-- SUPPLIED DATA start --

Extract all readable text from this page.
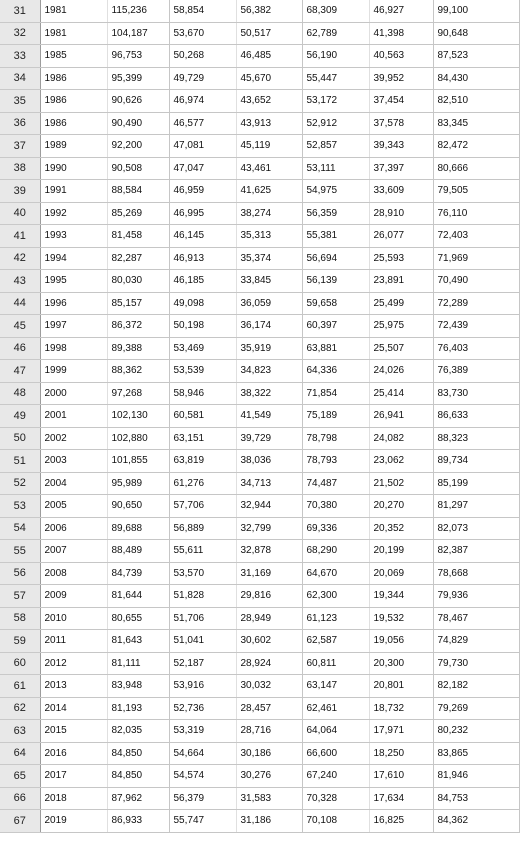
31	1981	115,236	58,854	56,382	68,309	46,927	99,100
32	1981	104,187	53,670	50,517	62,789	41,398	90,648
33	1985	96,753	50,268	46,485	56,190	40,563	87,523
34	1986	95,399	49,729	45,670	55,447	39,952	84,430
35	1986	90,626	46,974	43,652	53,172	37,454	82,510
36	1986	90,490	46,577	43,913	52,912	37,578	83,345
37	1989	92,200	47,081	45,119	52,857	39,343	82,472
38	1990	90,508	47,047	43,461	53,111	37,397	80,666
39	1991	88,584	46,959	41,625	54,975	33,609	79,505
40	1992	85,269	46,995	38,274	56,359	28,910	76,110
41	1993	81,458	46,145	35,313	55,381	26,077	72,403
42	1994	82,287	46,913	35,374	56,694	25,593	71,969
43	1995	80,030	46,185	33,845	56,139	23,891	70,490
44	1996	85,157	49,098	36,059	59,658	25,499	72,289
45	1997	86,372	50,198	36,174	60,397	25,975	72,439
46	1998	89,388	53,469	35,919	63,881	25,507	76,403
47	1999	88,362	53,539	34,823	64,336	24,026	76,389
48	2000	97,268	58,946	38,322	71,854	25,414	83,730
49	2001	102,130	60,581	41,549	75,189	26,941	86,633
50	2002	102,880	63,151	39,729	78,798	24,082	88,323
51	2003	101,855	63,819	38,036	78,793	23,062	89,734
52	2004	95,989	61,276	34,713	74,487	21,502	85,199
53	2005	90,650	57,706	32,944	70,380	20,270	81,297
54	2006	89,688	56,889	32,799	69,336	20,352	82,073
55	2007	88,489	55,611	32,878	68,290	20,199	82,387
56	2008	84,739	53,570	31,169	64,670	20,069	78,668
57	2009	81,644	51,828	29,816	62,300	19,344	79,936
58	2010	80,655	51,706	28,949	61,123	19,532	78,467
59	2011	81,643	51,041	30,602	62,587	19,056	74,829
60	2012	81,111	52,187	28,924	60,811	20,300	79,730
61	2013	83,948	53,916	30,032	63,147	20,801	82,182
62	2014	81,193	52,736	28,457	62,461	18,732	79,269
63	2015	82,035	53,319	28,716	64,064	17,971	80,232
64	2016	84,850	54,664	30,186	66,600	18,250	83,865
65	2017	84,850	54,574	30,276	67,240	17,610	81,946
66	2018	87,962	56,379	31,583	70,328	17,634	84,753
67	2019	86,933	55,747	31,186	70,108	16,825	84,362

-- SUPPLIED DATA end --

▶ _REQUIREMENTS_
Reproduce the data verbatim. Do not carry any picture into the copy.

▶ _EXERCISE SOLUTION_
Extract all readable text from this page.
31	1981	115,236	58,854	56,382	68,309	46,927	99,100
32	1981	104,187	53,670	50,517	62,789	41,398	90,648
33	1985	96,753	50,268	46,485	56,190	40,563	87,523
34	1986	95,399	49,729	45,670	55,447	39,952	84,430
35	1986	90,626	46,974	43,652	53,172	37,454	82,510
36	1986	90,490	46,577	43,913	52,912	37,578	83,345
37	1989	92,200	47,081	45,119	52,857	39,343	82,472
38	1990	90,508	47,047	43,461	53,111	37,397	80,666
39	1991	88,584	46,959	41,625	54,975	33,609	79,505
40	1992	85,269	46,995	38,274	56,359	28,910	76,110
41	1993	81,458	46,145	35,313	55,381	26,077	72,403
42	1994	82,287	46,913	35,374	56,694	25,593	71,969
43	1995	80,030	46,185	33,845	56,139	23,891	70,490
44	1996	85,157	49,098	36,059	59,658	25,499	72,289
45	1997	86,372	50,198	36,174	60,397	25,975	72,439
46	1998	89,388	53,469	35,919	63,881	25,507	76,403
47	1999	88,362	53,539	34,823	64,336	24,026	76,389
48	2000	97,268	58,946	38,322	71,854	25,414	83,730
49	2001	102,130	60,581	41,549	75,189	26,941	86,633
50	2002	102,880	63,151	39,729	78,798	24,082	88,323
51	2003	101,855	63,819	38,036	78,793	23,062	89,734
52	2004	95,989	61,276	34,713	74,487	21,502	85,199
53	2005	90,650	57,706	32,944	70,380	20,270	81,297
54	2006	89,688	56,889	32,799	69,336	20,352	82,073
55	2007	88,489	55,611	32,878	68,290	20,199	82,387
56	2008	84,739	53,570	31,169	64,670	20,069	78,668
57	2009	81,644	51,828	29,816	62,300	19,344	79,936
58	2010	80,655	51,706	28,949	61,123	19,532	78,467
59	2011	81,643	51,041	30,602	62,587	19,056	74,829
60	2012	81,111	52,187	28,924	60,811	20,300	79,730
61	2013	83,948	53,916	30,032	63,147	20,801	82,182
62	2014	81,193	52,736	28,457	62,461	18,732	79,269
63	2015	82,035	53,319	28,716	64,064	17,971	80,232
64	2016	84,850	54,664	30,186	66,600	18,250	83,865
65	2017	84,850	54,574	30,276	67,240	17,610	81,946
66	2018	87,962	56,379	31,583	70,328	17,634	84,753
67	2019	86,933	55,747	31,186	70,108	16,825	84,362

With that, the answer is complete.